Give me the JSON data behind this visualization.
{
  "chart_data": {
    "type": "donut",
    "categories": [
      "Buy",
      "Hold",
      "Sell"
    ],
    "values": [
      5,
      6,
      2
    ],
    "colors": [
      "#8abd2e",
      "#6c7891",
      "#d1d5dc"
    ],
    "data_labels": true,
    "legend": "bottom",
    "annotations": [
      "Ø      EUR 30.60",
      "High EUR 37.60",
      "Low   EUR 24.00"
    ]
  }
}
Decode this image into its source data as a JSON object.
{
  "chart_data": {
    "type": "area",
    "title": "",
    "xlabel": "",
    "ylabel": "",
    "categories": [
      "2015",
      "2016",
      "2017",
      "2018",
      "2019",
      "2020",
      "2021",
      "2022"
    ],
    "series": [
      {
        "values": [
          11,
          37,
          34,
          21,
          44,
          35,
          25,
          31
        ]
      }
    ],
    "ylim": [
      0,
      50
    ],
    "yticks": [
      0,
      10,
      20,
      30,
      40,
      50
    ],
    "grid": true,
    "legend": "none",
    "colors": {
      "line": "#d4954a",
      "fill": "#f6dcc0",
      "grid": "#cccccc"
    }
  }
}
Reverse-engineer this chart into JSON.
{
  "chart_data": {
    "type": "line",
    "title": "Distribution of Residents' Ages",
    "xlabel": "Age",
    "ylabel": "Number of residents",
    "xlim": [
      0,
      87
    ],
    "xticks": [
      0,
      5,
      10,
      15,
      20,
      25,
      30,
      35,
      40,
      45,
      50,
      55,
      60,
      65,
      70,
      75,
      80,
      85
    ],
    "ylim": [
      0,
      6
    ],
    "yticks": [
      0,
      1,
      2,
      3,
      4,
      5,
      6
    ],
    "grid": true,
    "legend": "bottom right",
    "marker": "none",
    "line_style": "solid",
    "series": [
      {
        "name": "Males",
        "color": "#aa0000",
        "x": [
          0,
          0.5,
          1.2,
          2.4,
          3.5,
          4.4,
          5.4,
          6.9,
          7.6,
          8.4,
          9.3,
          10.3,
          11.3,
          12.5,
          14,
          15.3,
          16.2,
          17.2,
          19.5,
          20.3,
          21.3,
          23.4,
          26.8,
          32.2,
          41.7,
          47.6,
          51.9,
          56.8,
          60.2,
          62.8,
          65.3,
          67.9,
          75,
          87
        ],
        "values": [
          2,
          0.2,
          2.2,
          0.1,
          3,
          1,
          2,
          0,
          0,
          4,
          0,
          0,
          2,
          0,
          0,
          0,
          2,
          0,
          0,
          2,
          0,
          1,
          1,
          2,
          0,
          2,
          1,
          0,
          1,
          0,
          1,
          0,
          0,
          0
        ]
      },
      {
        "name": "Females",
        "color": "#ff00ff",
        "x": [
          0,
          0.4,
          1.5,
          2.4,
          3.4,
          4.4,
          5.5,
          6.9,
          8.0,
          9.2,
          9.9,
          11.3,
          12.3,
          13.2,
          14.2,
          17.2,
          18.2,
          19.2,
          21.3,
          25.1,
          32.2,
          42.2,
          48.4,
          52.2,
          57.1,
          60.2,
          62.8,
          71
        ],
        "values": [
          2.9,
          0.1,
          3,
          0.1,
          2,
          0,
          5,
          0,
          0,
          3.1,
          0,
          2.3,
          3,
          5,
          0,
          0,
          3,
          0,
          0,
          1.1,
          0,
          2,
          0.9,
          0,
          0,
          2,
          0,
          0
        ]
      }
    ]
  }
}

· · · · · · ·

> _What you need to do_:
Reproduce all of the entries word for word.

> _Solved exercise_:
Give me the JSON data behind this visualization.
{
  "chart_data": {
    "type": "donut",
    "categories": [
      "Buy",
      "Hold",
      "Sell"
    ],
    "values": [
      5,
      6,
      2
    ],
    "colors": [
      "#8abd2e",
      "#6c7891",
      "#d1d5dc"
    ],
    "data_labels": true,
    "legend": "bottom",
    "annotations": [
      "Ø      EUR 30.60",
      "High EUR 37.60",
      "Low   EUR 24.00"
    ]
  }
}
Decode this image into its source data as a JSON object.
{
  "chart_data": {
    "type": "area",
    "title": "",
    "xlabel": "",
    "ylabel": "",
    "categories": [
      "2015",
      "2016",
      "2017",
      "2018",
      "2019",
      "2020",
      "2021",
      "2022"
    ],
    "series": [
      {
        "values": [
          11,
          37,
          34,
          21,
          44,
          35,
          25,
          31
        ]
      }
    ],
    "ylim": [
      0,
      50
    ],
    "yticks": [
      0,
      10,
      20,
      30,
      40,
      50
    ],
    "grid": true,
    "legend": "none",
    "colors": {
      "line": "#d4954a",
      "fill": "#f6dcc0",
      "grid": "#cccccc"
    }
  }
}
Reverse-engineer this chart into JSON.
{
  "chart_data": {
    "type": "line",
    "title": "Distribution of Residents' Ages",
    "xlabel": "Age",
    "ylabel": "Number of residents",
    "xlim": [
      0,
      87
    ],
    "xticks": [
      0,
      5,
      10,
      15,
      20,
      25,
      30,
      35,
      40,
      45,
      50,
      55,
      60,
      65,
      70,
      75,
      80,
      85
    ],
    "ylim": [
      0,
      6
    ],
    "yticks": [
      0,
      1,
      2,
      3,
      4,
      5,
      6
    ],
    "grid": true,
    "legend": "bottom right",
    "marker": "none",
    "line_style": "solid",
    "series": [
      {
        "name": "Males",
        "color": "#aa0000",
        "x": [
          0,
          0.5,
          1.2,
          2.4,
          3.5,
          4.4,
          5.4,
          6.9,
          7.6,
          8.4,
          9.3,
          10.3,
          11.3,
          12.5,
          14,
          15.3,
          16.2,
          17.2,
          19.5,
          20.3,
          21.3,
          23.4,
          26.8,
          32.2,
          41.7,
          47.6,
          51.9,
          56.8,
          60.2,
          62.8,
          65.3,
          67.9,
          75,
          87
        ],
        "values": [
          2,
          0.2,
          2.2,
          0.1,
          3,
          1,
          2,
          0,
          0,
          4,
          0,
          0,
          2,
          0,
          0,
          0,
          2,
          0,
          0,
          2,
          0,
          1,
          1,
          2,
          0,
          2,
          1,
          0,
          1,
          0,
          1,
          0,
          0,
          0
        ]
      },
      {
        "name": "Females",
        "color": "#ff00ff",
        "x": [
          0,
          0.4,
          1.5,
          2.4,
          3.4,
          4.4,
          5.5,
          6.9,
          8.0,
          9.2,
          9.9,
          11.3,
          12.3,
          13.2,
          14.2,
          17.2,
          18.2,
          19.2,
          21.3,
          25.1,
          32.2,
          42.2,
          48.4,
          52.2,
          57.1,
          60.2,
          62.8,
          71
        ],
        "values": [
          2.9,
          0.1,
          3,
          0.1,
          2,
          0,
          5,
          0,
          0,
          3.1,
          0,
          2.3,
          3,
          5,
          0,
          0,
          3,
          0,
          0,
          1.1,
          0,
          2,
          0.9,
          0,
          0,
          2,
          0,
          0
        ]
      }
    ]
  }
}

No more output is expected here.